• RECORDS SHOWN:

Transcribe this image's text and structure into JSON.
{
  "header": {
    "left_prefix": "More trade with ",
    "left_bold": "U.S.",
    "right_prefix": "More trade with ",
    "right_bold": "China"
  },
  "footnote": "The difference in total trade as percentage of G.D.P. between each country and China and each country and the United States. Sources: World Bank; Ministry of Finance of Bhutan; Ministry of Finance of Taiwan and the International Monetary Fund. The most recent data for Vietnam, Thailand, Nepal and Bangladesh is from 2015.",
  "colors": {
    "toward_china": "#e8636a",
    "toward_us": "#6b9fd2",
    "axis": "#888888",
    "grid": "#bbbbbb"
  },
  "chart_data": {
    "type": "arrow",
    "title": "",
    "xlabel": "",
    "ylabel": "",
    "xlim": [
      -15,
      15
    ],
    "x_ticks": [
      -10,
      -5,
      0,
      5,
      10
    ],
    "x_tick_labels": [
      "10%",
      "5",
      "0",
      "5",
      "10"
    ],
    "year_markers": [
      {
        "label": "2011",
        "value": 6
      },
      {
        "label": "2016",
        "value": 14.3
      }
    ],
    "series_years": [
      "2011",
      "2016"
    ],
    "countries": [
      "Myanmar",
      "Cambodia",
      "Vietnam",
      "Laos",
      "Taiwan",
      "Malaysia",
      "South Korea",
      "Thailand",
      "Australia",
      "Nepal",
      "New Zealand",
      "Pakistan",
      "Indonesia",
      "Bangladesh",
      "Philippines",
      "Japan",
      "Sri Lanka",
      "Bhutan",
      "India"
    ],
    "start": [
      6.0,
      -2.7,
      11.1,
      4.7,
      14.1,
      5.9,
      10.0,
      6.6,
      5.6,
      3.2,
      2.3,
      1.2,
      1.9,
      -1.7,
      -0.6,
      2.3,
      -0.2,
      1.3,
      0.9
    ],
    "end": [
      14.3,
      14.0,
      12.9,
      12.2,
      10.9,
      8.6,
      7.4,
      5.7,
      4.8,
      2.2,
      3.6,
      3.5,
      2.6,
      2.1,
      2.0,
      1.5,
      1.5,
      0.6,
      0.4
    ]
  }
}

• PROBLEM REQUIREMENTS: Your task is to transcribe the listing above in full, exactly as given.

• EXERCISE SOLUTION:
Transcribe this image's text and structure into JSON.
{
  "header": {
    "left_prefix": "More trade with ",
    "left_bold": "U.S.",
    "right_prefix": "More trade with ",
    "right_bold": "China"
  },
  "footnote": "The difference in total trade as percentage of G.D.P. between each country and China and each country and the United States. Sources: World Bank; Ministry of Finance of Bhutan; Ministry of Finance of Taiwan and the International Monetary Fund. The most recent data for Vietnam, Thailand, Nepal and Bangladesh is from 2015.",
  "colors": {
    "toward_china": "#e8636a",
    "toward_us": "#6b9fd2",
    "axis": "#888888",
    "grid": "#bbbbbb"
  },
  "chart_data": {
    "type": "arrow",
    "title": "",
    "xlabel": "",
    "ylabel": "",
    "xlim": [
      -15,
      15
    ],
    "x_ticks": [
      -10,
      -5,
      0,
      5,
      10
    ],
    "x_tick_labels": [
      "10%",
      "5",
      "0",
      "5",
      "10"
    ],
    "year_markers": [
      {
        "label": "2011",
        "value": 6
      },
      {
        "label": "2016",
        "value": 14.3
      }
    ],
    "series_years": [
      "2011",
      "2016"
    ],
    "countries": [
      "Myanmar",
      "Cambodia",
      "Vietnam",
      "Laos",
      "Taiwan",
      "Malaysia",
      "South Korea",
      "Thailand",
      "Australia",
      "Nepal",
      "New Zealand",
      "Pakistan",
      "Indonesia",
      "Bangladesh",
      "Philippines",
      "Japan",
      "Sri Lanka",
      "Bhutan",
      "India"
    ],
    "start": [
      6.0,
      -2.7,
      11.1,
      4.7,
      14.1,
      5.9,
      10.0,
      6.6,
      5.6,
      3.2,
      2.3,
      1.2,
      1.9,
      -1.7,
      -0.6,
      2.3,
      -0.2,
      1.3,
      0.9
    ],
    "end": [
      14.3,
      14.0,
      12.9,
      12.2,
      10.9,
      8.6,
      7.4,
      5.7,
      4.8,
      2.2,
      3.6,
      3.5,
      2.6,
      2.1,
      2.0,
      1.5,
      1.5,
      0.6,
      0.4
    ]
  }
}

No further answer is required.